Restate the entire listing word for word.

-- START OF Entries shown --

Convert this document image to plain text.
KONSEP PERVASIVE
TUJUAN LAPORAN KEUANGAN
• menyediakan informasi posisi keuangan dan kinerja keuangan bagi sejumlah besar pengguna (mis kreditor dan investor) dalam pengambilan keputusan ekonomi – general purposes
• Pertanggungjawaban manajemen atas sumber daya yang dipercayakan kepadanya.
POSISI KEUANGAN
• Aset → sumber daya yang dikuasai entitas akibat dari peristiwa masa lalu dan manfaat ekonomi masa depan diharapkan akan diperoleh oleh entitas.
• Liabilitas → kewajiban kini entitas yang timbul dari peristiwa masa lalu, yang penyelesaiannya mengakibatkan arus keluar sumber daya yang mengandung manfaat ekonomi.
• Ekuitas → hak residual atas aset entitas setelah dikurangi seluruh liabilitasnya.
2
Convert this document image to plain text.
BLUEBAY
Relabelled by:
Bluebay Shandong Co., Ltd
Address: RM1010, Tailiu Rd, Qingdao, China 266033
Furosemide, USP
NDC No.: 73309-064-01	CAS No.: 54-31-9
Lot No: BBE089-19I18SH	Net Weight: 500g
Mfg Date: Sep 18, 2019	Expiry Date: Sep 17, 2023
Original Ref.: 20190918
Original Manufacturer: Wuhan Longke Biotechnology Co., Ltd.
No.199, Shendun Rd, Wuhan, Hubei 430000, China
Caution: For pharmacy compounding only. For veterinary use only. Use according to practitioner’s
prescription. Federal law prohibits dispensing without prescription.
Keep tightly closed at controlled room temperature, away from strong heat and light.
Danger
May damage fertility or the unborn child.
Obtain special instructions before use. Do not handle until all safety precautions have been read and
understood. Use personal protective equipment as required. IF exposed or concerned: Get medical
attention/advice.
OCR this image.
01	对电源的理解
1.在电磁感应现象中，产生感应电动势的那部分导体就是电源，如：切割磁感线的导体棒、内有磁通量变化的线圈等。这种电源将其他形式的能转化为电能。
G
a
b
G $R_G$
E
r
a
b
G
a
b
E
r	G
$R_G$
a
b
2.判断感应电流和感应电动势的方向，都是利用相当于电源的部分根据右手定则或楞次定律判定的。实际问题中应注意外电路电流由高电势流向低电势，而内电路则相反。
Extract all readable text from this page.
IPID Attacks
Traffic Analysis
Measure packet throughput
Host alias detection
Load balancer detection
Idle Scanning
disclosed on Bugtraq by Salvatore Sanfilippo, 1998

-- END OF Entries shown --

- [Full solution]:
Convert this document image to plain text.
KONSEP PERVASIVE
TUJUAN LAPORAN KEUANGAN
• menyediakan informasi posisi keuangan dan kinerja keuangan bagi sejumlah besar pengguna (mis kreditor dan investor) dalam pengambilan keputusan ekonomi – general purposes
• Pertanggungjawaban manajemen atas sumber daya yang dipercayakan kepadanya.
POSISI KEUANGAN
• Aset → sumber daya yang dikuasai entitas akibat dari peristiwa masa lalu dan manfaat ekonomi masa depan diharapkan akan diperoleh oleh entitas.
• Liabilitas → kewajiban kini entitas yang timbul dari peristiwa masa lalu, yang penyelesaiannya mengakibatkan arus keluar sumber daya yang mengandung manfaat ekonomi.
• Ekuitas → hak residual atas aset entitas setelah dikurangi seluruh liabilitasnya.
2
Convert this document image to plain text.
BLUEBAY
Relabelled by:
Bluebay Shandong Co., Ltd
Address: RM1010, Tailiu Rd, Qingdao, China 266033
Furosemide, USP
NDC No.: 73309-064-01	CAS No.: 54-31-9
Lot No: BBE089-19I18SH	Net Weight: 500g
Mfg Date: Sep 18, 2019	Expiry Date: Sep 17, 2023
Original Ref.: 20190918
Original Manufacturer: Wuhan Longke Biotechnology Co., Ltd.
No.199, Shendun Rd, Wuhan, Hubei 430000, China
Caution: For pharmacy compounding only. For veterinary use only. Use according to practitioner’s
prescription. Federal law prohibits dispensing without prescription.
Keep tightly closed at controlled room temperature, away from strong heat and light.
Danger
May damage fertility or the unborn child.
Obtain special instructions before use. Do not handle until all safety precautions have been read and
understood. Use personal protective equipment as required. IF exposed or concerned: Get medical
attention/advice.
OCR this image.
01	对电源的理解
1.在电磁感应现象中，产生感应电动势的那部分导体就是电源，如：切割磁感线的导体棒、内有磁通量变化的线圈等。这种电源将其他形式的能转化为电能。
G
a
b
G $R_G$
E
r
a
b
G
a
b
E
r	G
$R_G$
a
b
2.判断感应电流和感应电动势的方向，都是利用相当于电源的部分根据右手定则或楞次定律判定的。实际问题中应注意外电路电流由高电势流向低电势，而内电路则相反。
Extract all readable text from this page.
IPID Attacks
Traffic Analysis
Measure packet throughput
Host alias detection
Load balancer detection
Idle Scanning
disclosed on Bugtraq by Salvatore Sanfilippo, 1998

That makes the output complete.